#### STORED DATA ####

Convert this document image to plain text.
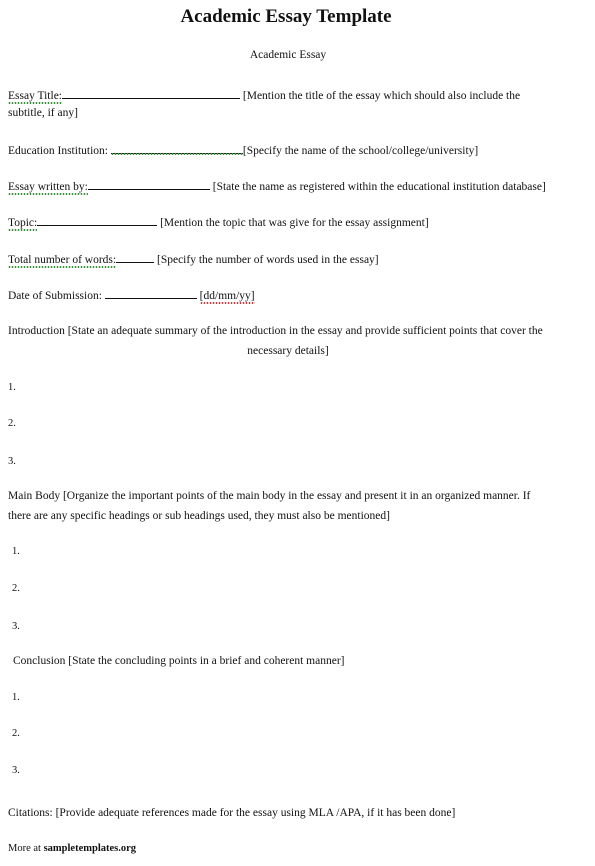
Academic Essay Template
Academic Essay
Essay Title:	[Mention the title of the essay which should also include the
subtitle, if any]
Education Institution:	[Specify the name of the school/college/university]
Essay written by:	[State the name as registered within the educational institution database]
Topic:	[Mention the topic that was give for the essay assignment]
Total number of words:	[Specify the number of words used in the essay]
Date of Submission:	[dd/mm/yy]
Introduction [State an adequate summary of the introduction in the essay and provide sufficient points that cover the
necessary details]
1.
2.
3.
Main Body [Organize the important points of the main body in the essay and present it in an organized manner. If
there are any specific headings or sub headings used, they must also be mentioned]
1.
2.
3.
Conclusion [State the concluding points in a brief and coherent manner]
1.
2.
3.
Citations: [Provide adequate references made for the essay using MLA /APA, if it has been done]
More at sampletemplates.org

####

◆ WORK REQUIRED: Where a line holds the string "used", copy that line.

◆ RESPONSE:
Total number of words:	[Specify the number of words used in the essay]
there are any specific headings or sub headings used, they must also be mentioned]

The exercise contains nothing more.